• DIRECTIVE:
Scan the lines below for the string "Université" and copy every one that has it.

------ TASK INPUT ------

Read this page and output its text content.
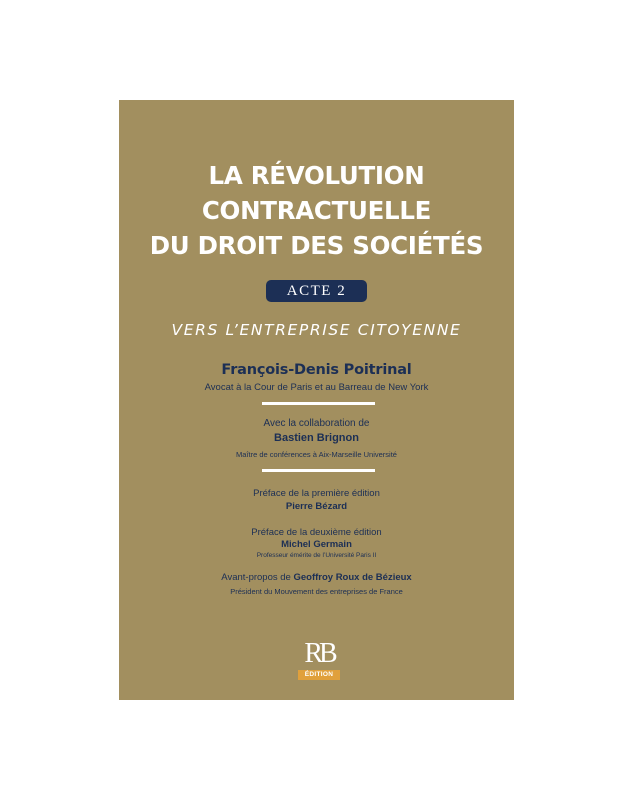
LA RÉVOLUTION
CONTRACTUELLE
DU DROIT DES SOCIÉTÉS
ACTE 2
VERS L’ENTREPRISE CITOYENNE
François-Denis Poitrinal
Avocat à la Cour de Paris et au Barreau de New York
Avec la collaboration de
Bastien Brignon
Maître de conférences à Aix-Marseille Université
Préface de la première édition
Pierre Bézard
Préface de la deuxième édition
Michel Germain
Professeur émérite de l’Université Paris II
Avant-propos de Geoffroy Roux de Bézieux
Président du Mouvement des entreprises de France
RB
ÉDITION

------
------ TASK INPUT ------

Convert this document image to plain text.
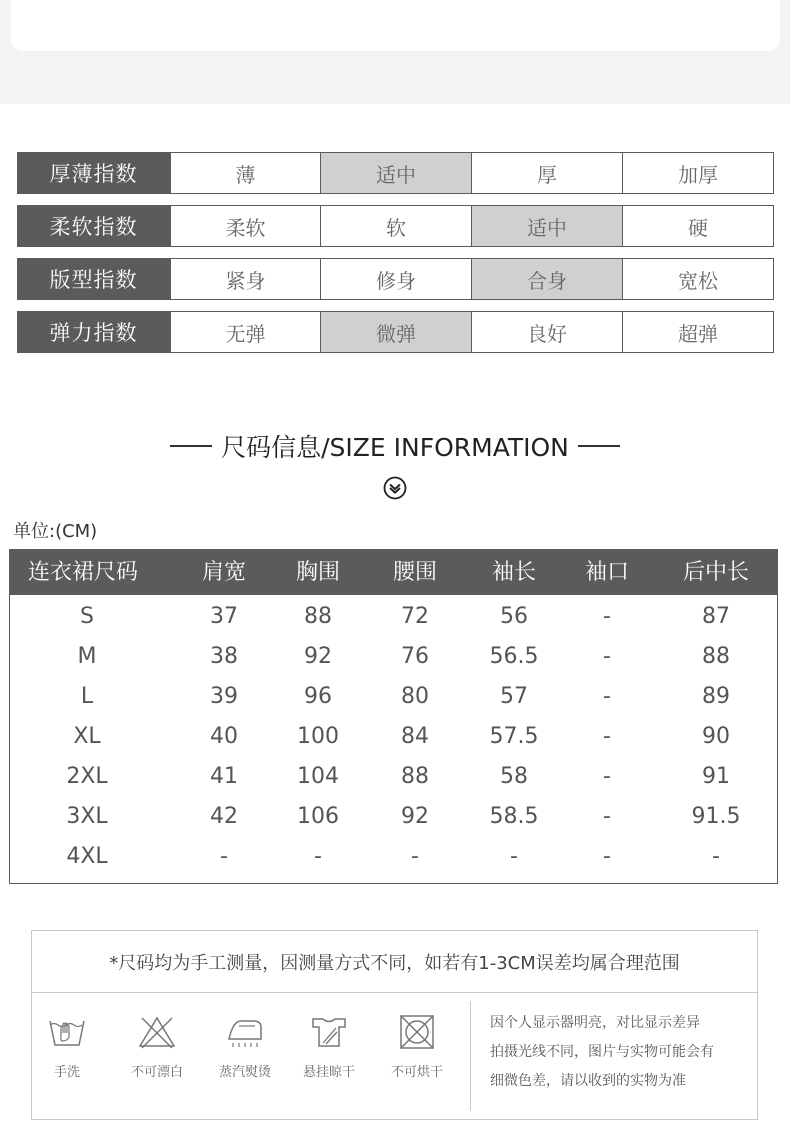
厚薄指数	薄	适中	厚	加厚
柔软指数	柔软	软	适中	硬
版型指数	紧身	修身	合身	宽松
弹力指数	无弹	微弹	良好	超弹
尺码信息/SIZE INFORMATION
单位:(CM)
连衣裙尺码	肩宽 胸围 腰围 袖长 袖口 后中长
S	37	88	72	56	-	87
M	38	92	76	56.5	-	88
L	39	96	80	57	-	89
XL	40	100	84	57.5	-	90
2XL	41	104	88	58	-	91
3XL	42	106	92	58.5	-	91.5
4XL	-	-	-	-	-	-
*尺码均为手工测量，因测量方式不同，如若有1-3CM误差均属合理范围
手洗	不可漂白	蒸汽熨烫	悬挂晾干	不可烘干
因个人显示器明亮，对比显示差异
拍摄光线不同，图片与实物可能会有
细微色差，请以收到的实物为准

------

• OUTPUT BELOW:
Maître de conférences à Aix-Marseille Université
Professeur émérite de l’Université Paris II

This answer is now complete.